Your task — Copy every line of the records below word for word, and leave the pictures out.

Element region listings —
··········

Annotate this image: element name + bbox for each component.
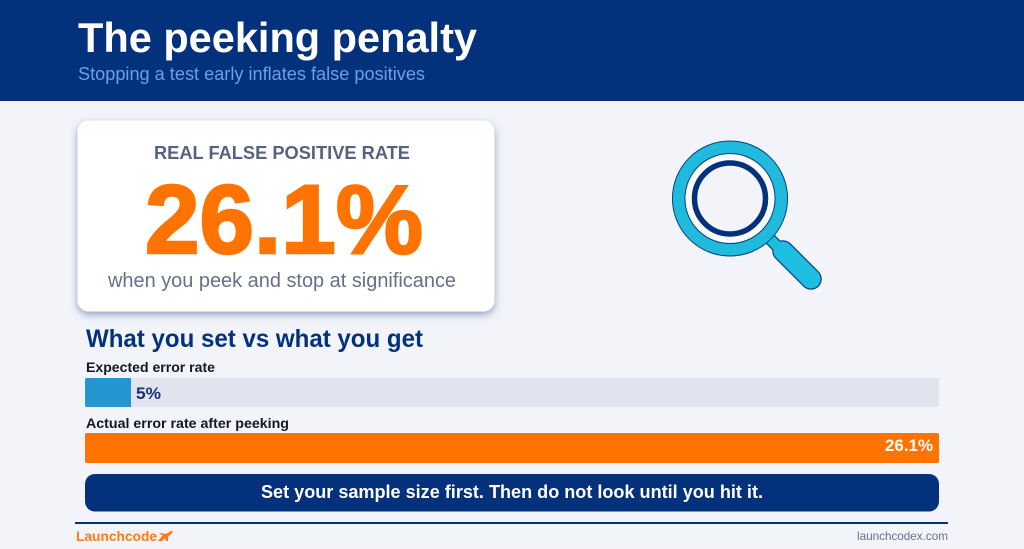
- bar value: 5%: 5%: [136, 384, 161, 403]
- subtitle: Stopping a test early inflates false positives: [78, 64, 425, 84]
- panel: key stat card: [78, 120, 494, 312]
- icon: magnifying glass: [679, 147, 811, 279]
- section heading: What you set vs what you get: [86, 325, 424, 353]
- icon: plane: [158, 531, 173, 541]
- bar chart: expected error rate: [85, 359, 939, 407]
- stat caption: when you peek and stop at significance: [107, 270, 456, 292]
- header banner: [0, 0, 1024, 101]
- bar value: 26.1%: 26.1%: [885, 436, 933, 455]
- footer: [75, 522, 948, 544]
- callout: Set your sample size first. Then do not look until you hit it.: [261, 482, 763, 502]
- bar chart: actual error rate: [85, 415, 939, 463]
- website: launchcodex.com: [857, 529, 948, 543]
- callout: [85, 474, 939, 512]
- title: The peeking penalty: [78, 14, 478, 61]
- stat label: REAL FALSE POSITIVE RATE: [154, 142, 410, 163]
- bar label: expected: Expected error rate: [86, 359, 215, 375]
- stat value: 26.1%: [145, 165, 423, 274]
- logo: Launchcode: [76, 528, 157, 544]
- bar label: actual: Actual error rate after peeking: [86, 415, 289, 431]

··········

Result of this task —
Annotate this image: element name + bbox for each component.
- bar value: 5%: 5%: [136, 384, 161, 403]
- subtitle: Stopping a test early inflates false positives: [78, 64, 425, 84]
- panel: key stat card: [78, 120, 494, 312]
- icon: magnifying glass: [679, 147, 811, 279]
- section heading: What you set vs what you get: [86, 325, 424, 353]
- icon: plane: [158, 531, 173, 541]
- bar chart: expected error rate: [85, 359, 939, 407]
- stat caption: when you peek and stop at significance: [107, 270, 456, 292]
- header banner: [0, 0, 1024, 101]
- bar value: 26.1%: 26.1%: [885, 436, 933, 455]
- footer: [75, 522, 948, 544]
- callout: Set your sample size first. Then do not look until you hit it.: [261, 482, 763, 502]
- bar chart: actual error rate: [85, 415, 939, 463]
- website: launchcodex.com: [857, 529, 948, 543]
- callout: [85, 474, 939, 512]
- title: The peeking penalty: [78, 14, 478, 61]
- stat label: REAL FALSE POSITIVE RATE: [154, 142, 410, 163]
- bar label: expected: Expected error rate: [86, 359, 215, 375]
- stat value: 26.1%: [145, 165, 423, 274]
- logo: Launchcode: [76, 528, 157, 544]
- bar label: actual: Actual error rate after peeking: [86, 415, 289, 431]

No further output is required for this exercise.